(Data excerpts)
++++++++++
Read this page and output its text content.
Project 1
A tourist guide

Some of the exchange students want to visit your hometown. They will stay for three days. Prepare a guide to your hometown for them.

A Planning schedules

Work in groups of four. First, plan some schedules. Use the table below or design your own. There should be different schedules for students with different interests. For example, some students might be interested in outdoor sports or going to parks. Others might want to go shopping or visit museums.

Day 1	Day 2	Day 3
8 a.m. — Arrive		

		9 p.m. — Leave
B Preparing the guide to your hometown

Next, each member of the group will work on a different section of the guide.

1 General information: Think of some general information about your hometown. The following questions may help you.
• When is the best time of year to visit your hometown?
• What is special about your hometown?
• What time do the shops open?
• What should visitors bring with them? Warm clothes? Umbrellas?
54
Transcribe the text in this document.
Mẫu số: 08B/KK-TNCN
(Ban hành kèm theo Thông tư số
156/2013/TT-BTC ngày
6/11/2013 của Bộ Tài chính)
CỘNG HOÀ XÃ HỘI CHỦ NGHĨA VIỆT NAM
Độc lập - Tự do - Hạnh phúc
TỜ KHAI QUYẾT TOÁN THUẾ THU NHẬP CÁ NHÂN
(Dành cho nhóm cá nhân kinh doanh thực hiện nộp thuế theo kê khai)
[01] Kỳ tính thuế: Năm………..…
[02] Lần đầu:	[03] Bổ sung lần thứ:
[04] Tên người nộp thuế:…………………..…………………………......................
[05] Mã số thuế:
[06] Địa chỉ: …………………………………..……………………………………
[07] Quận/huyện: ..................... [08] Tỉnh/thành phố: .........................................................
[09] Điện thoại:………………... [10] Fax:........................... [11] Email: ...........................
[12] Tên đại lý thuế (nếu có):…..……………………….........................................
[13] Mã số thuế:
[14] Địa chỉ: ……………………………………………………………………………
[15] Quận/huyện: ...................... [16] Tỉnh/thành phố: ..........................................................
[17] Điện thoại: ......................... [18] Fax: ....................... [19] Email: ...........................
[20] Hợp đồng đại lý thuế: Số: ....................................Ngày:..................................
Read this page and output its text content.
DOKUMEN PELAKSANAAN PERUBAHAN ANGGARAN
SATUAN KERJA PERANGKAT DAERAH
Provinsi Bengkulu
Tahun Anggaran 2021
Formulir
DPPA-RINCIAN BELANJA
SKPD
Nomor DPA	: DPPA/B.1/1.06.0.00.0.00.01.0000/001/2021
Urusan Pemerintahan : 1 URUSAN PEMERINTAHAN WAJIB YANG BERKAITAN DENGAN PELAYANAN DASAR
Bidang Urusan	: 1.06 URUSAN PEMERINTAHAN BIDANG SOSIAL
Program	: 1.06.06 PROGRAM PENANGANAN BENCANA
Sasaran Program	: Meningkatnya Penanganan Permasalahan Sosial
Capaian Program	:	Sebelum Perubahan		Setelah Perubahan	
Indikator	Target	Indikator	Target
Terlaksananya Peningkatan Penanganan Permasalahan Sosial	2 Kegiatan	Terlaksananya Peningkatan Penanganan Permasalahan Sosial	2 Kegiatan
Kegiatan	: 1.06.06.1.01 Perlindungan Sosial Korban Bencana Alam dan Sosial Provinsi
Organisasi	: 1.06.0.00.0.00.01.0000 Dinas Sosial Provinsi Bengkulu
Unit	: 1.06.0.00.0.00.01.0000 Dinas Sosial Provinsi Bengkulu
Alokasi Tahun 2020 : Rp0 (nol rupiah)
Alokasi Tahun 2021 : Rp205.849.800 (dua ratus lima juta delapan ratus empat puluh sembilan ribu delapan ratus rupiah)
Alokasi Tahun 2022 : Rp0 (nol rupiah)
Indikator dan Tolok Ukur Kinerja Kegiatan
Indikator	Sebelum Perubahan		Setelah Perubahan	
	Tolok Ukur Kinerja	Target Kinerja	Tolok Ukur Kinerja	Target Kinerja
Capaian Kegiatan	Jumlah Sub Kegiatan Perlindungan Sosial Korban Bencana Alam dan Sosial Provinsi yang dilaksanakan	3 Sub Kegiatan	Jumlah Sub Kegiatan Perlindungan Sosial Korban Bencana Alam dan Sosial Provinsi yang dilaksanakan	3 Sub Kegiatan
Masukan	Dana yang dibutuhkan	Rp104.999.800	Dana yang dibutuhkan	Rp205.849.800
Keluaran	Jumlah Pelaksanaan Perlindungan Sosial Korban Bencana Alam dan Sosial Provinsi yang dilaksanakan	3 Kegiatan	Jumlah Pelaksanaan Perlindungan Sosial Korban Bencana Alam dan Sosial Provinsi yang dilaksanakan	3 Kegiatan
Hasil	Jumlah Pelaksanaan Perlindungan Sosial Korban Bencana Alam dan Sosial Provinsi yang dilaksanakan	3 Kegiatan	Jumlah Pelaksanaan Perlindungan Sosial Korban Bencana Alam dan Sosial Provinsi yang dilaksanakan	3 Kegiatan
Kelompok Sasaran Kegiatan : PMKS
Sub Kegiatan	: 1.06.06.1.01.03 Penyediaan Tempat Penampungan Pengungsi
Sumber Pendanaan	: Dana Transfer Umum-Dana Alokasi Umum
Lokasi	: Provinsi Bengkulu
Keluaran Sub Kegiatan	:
++++++++++
Problem description. Search the data above for the string "theo" and return every line that has it.

Task solution.
(Ban hành kèm theo Thông tư số
(Dành cho nhóm cá nhân kinh doanh thực hiện nộp thuế theo kê khai)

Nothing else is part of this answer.